Problem statement:
Reproduce the records below exactly as they appear, omitting any pictures they contain.

Dataset records:

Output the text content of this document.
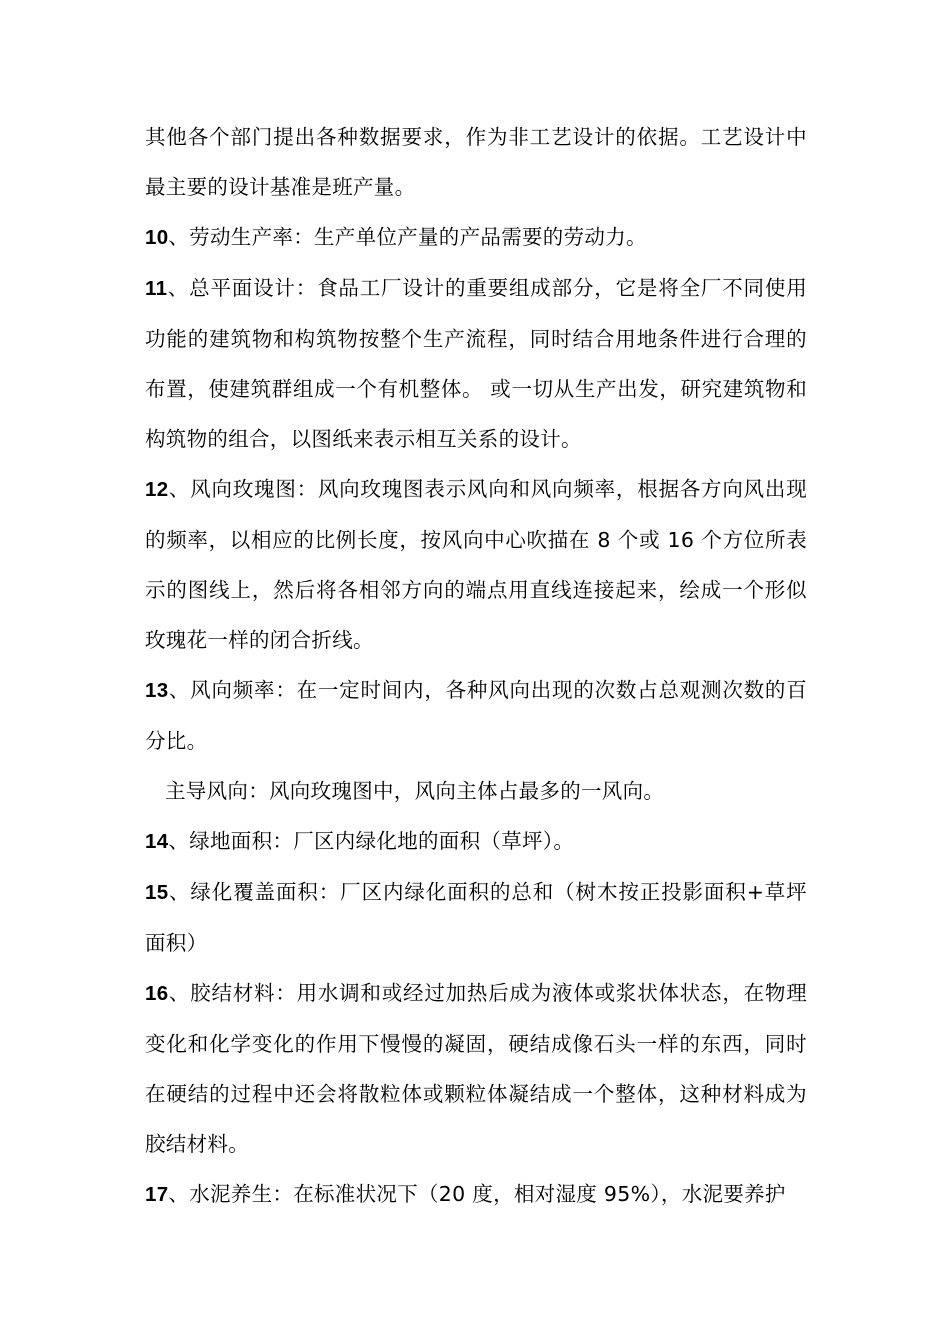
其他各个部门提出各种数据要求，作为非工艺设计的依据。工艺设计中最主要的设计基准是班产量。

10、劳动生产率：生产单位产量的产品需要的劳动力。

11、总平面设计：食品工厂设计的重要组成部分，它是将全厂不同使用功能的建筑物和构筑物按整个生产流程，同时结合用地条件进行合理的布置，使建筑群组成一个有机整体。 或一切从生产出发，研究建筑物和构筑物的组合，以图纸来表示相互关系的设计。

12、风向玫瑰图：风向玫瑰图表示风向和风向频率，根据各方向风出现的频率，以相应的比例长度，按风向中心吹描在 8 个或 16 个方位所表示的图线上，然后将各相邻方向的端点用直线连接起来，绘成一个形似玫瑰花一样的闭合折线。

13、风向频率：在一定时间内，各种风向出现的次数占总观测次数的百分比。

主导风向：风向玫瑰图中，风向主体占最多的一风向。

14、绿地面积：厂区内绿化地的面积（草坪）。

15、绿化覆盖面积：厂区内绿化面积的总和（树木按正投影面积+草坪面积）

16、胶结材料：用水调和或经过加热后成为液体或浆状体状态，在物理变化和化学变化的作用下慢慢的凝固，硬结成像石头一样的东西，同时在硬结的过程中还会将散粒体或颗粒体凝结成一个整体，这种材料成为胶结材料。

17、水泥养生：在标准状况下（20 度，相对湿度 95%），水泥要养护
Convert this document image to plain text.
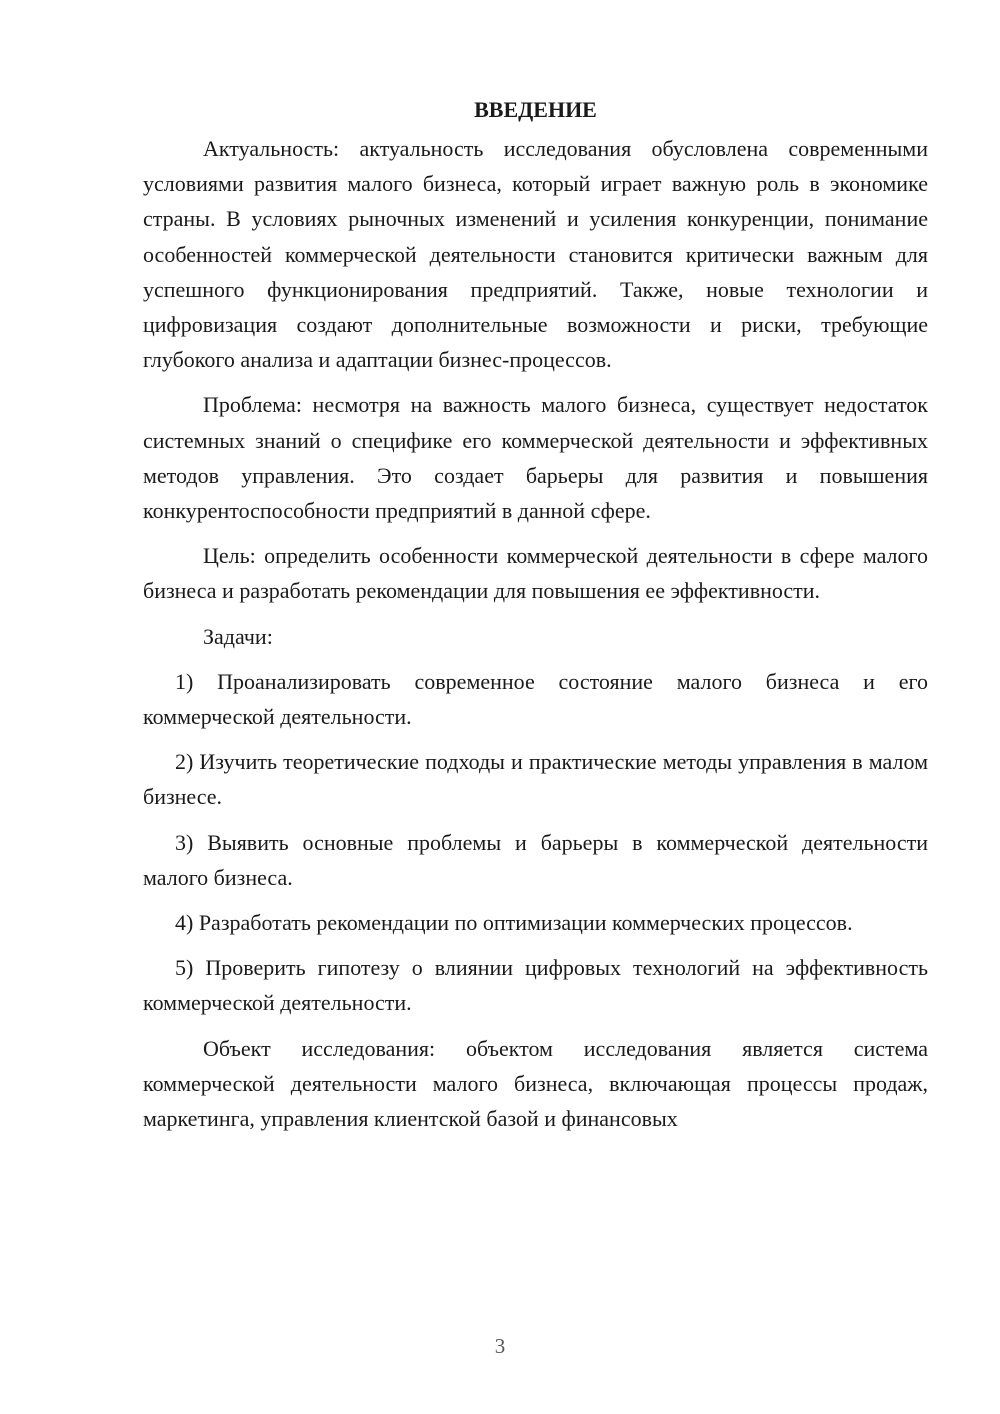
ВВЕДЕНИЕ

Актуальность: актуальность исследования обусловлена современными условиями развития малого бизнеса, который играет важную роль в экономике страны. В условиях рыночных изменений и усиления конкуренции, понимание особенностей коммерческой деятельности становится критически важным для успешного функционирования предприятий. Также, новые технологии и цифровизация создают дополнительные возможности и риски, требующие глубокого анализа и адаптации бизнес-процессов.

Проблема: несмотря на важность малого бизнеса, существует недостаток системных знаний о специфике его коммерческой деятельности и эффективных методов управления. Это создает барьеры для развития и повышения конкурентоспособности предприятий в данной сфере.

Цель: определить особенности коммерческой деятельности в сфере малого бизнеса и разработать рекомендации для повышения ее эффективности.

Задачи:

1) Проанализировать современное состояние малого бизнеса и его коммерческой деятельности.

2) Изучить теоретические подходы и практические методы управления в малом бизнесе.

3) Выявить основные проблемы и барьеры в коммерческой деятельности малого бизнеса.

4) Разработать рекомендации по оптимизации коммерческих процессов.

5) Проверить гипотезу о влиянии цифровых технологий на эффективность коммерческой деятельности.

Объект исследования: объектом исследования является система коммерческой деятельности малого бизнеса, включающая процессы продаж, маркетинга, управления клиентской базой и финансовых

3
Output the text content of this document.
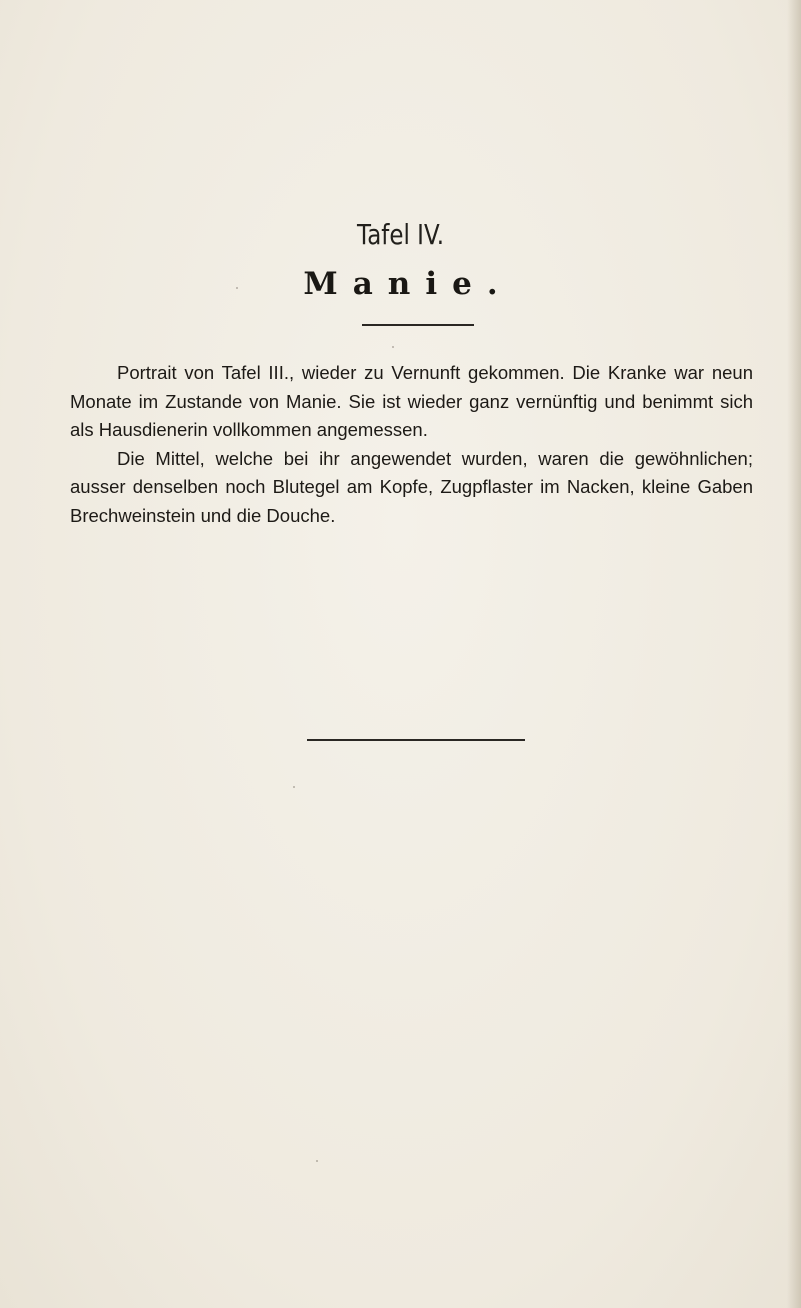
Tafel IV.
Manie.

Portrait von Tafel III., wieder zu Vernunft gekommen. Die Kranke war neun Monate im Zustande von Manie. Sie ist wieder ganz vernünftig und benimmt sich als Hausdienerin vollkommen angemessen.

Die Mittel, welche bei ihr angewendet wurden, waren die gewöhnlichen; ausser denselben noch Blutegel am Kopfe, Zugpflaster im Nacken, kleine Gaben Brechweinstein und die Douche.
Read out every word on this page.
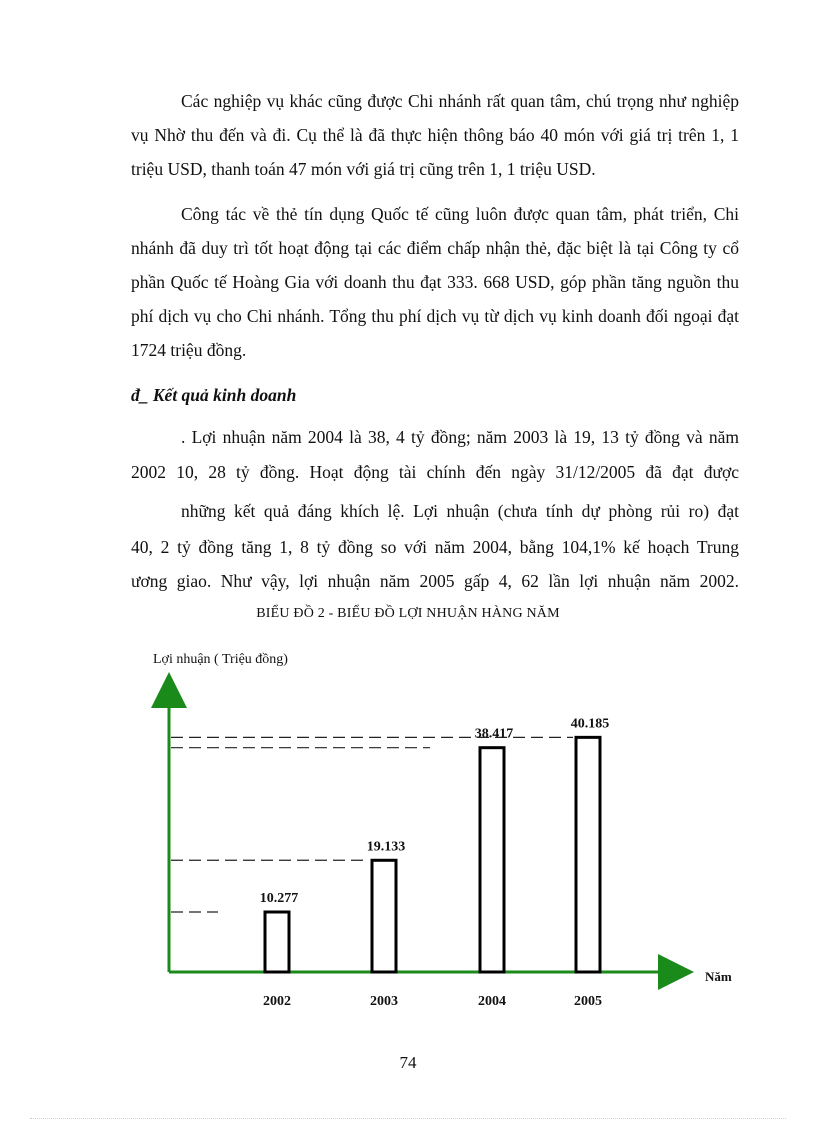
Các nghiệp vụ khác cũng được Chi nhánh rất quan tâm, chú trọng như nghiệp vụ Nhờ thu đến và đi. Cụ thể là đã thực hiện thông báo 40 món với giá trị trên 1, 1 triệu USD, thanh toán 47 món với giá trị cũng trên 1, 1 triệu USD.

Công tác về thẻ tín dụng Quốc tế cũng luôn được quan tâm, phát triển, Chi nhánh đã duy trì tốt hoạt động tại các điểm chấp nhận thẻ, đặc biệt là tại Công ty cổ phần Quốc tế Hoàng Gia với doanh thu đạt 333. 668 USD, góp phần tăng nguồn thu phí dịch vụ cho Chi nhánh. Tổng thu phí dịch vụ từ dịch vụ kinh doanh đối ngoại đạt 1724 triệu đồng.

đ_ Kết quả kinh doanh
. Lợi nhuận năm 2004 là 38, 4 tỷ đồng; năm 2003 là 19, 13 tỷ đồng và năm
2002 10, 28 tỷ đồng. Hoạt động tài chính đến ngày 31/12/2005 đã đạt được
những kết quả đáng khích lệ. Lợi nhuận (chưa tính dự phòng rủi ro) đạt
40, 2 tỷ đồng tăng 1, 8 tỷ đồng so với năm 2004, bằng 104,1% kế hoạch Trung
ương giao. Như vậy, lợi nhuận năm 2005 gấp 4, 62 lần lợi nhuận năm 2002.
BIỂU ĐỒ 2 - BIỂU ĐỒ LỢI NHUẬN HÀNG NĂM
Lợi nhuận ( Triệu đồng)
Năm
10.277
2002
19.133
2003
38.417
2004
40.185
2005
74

Answer to this exercise:
Output the text content of this document.
其他各个部门提出各种数据要求，作为非工艺设计的依据。工艺设计中最主要的设计基准是班产量。

10、劳动生产率：生产单位产量的产品需要的劳动力。

11、总平面设计：食品工厂设计的重要组成部分，它是将全厂不同使用功能的建筑物和构筑物按整个生产流程，同时结合用地条件进行合理的布置，使建筑群组成一个有机整体。 或一切从生产出发，研究建筑物和构筑物的组合，以图纸来表示相互关系的设计。

12、风向玫瑰图：风向玫瑰图表示风向和风向频率，根据各方向风出现的频率，以相应的比例长度，按风向中心吹描在 8 个或 16 个方位所表示的图线上，然后将各相邻方向的端点用直线连接起来，绘成一个形似玫瑰花一样的闭合折线。

13、风向频率：在一定时间内，各种风向出现的次数占总观测次数的百分比。

主导风向：风向玫瑰图中，风向主体占最多的一风向。

14、绿地面积：厂区内绿化地的面积（草坪）。

15、绿化覆盖面积：厂区内绿化面积的总和（树木按正投影面积+草坪面积）

16、胶结材料：用水调和或经过加热后成为液体或浆状体状态，在物理变化和化学变化的作用下慢慢的凝固，硬结成像石头一样的东西，同时在硬结的过程中还会将散粒体或颗粒体凝结成一个整体，这种材料成为胶结材料。

17、水泥养生：在标准状况下（20 度，相对湿度 95%），水泥要养护
Convert this document image to plain text.
ВВЕДЕНИЕ

Актуальность: актуальность исследования обусловлена современными условиями развития малого бизнеса, который играет важную роль в экономике страны. В условиях рыночных изменений и усиления конкуренции, понимание особенностей коммерческой деятельности становится критически важным для успешного функционирования предприятий. Также, новые технологии и цифровизация создают дополнительные возможности и риски, требующие глубокого анализа и адаптации бизнес-процессов.

Проблема: несмотря на важность малого бизнеса, существует недостаток системных знаний о специфике его коммерческой деятельности и эффективных методов управления. Это создает барьеры для развития и повышения конкурентоспособности предприятий в данной сфере.

Цель: определить особенности коммерческой деятельности в сфере малого бизнеса и разработать рекомендации для повышения ее эффективности.

Задачи:

1) Проанализировать современное состояние малого бизнеса и его коммерческой деятельности.

2) Изучить теоретические подходы и практические методы управления в малом бизнесе.

3) Выявить основные проблемы и барьеры в коммерческой деятельности малого бизнеса.

4) Разработать рекомендации по оптимизации коммерческих процессов.

5) Проверить гипотезу о влиянии цифровых технологий на эффективность коммерческой деятельности.

Объект исследования: объектом исследования является система коммерческой деятельности малого бизнеса, включающая процессы продаж, маркетинга, управления клиентской базой и финансовых

3
Output the text content of this document.
Tafel IV.
Manie.

Portrait von Tafel III., wieder zu Vernunft gekommen. Die Kranke war neun Monate im Zustande von Manie. Sie ist wieder ganz vernünftig und benimmt sich als Hausdienerin vollkommen angemessen.

Die Mittel, welche bei ihr angewendet wurden, waren die gewöhnlichen; ausser denselben noch Blutegel am Kopfe, Zugpflaster im Nacken, kleine Gaben Brechweinstein und die Douche.
Read out every word on this page.
Các nghiệp vụ khác cũng được Chi nhánh rất quan tâm, chú trọng như nghiệp vụ Nhờ thu đến và đi. Cụ thể là đã thực hiện thông báo 40 món với giá trị trên 1, 1 triệu USD, thanh toán 47 món với giá trị cũng trên 1, 1 triệu USD.

Công tác về thẻ tín dụng Quốc tế cũng luôn được quan tâm, phát triển, Chi nhánh đã duy trì tốt hoạt động tại các điểm chấp nhận thẻ, đặc biệt là tại Công ty cổ phần Quốc tế Hoàng Gia với doanh thu đạt 333. 668 USD, góp phần tăng nguồn thu phí dịch vụ cho Chi nhánh. Tổng thu phí dịch vụ từ dịch vụ kinh doanh đối ngoại đạt 1724 triệu đồng.

đ_ Kết quả kinh doanh
. Lợi nhuận năm 2004 là 38, 4 tỷ đồng; năm 2003 là 19, 13 tỷ đồng và năm
2002 10, 28 tỷ đồng. Hoạt động tài chính đến ngày 31/12/2005 đã đạt được
những kết quả đáng khích lệ. Lợi nhuận (chưa tính dự phòng rủi ro) đạt
40, 2 tỷ đồng tăng 1, 8 tỷ đồng so với năm 2004, bằng 104,1% kế hoạch Trung
ương giao. Như vậy, lợi nhuận năm 2005 gấp 4, 62 lần lợi nhuận năm 2002.
BIỂU ĐỒ 2 - BIỂU ĐỒ LỢI NHUẬN HÀNG NĂM
Lợi nhuận ( Triệu đồng)
Năm
10.277
2002
19.133
2003
38.417
2004
40.185
2005
74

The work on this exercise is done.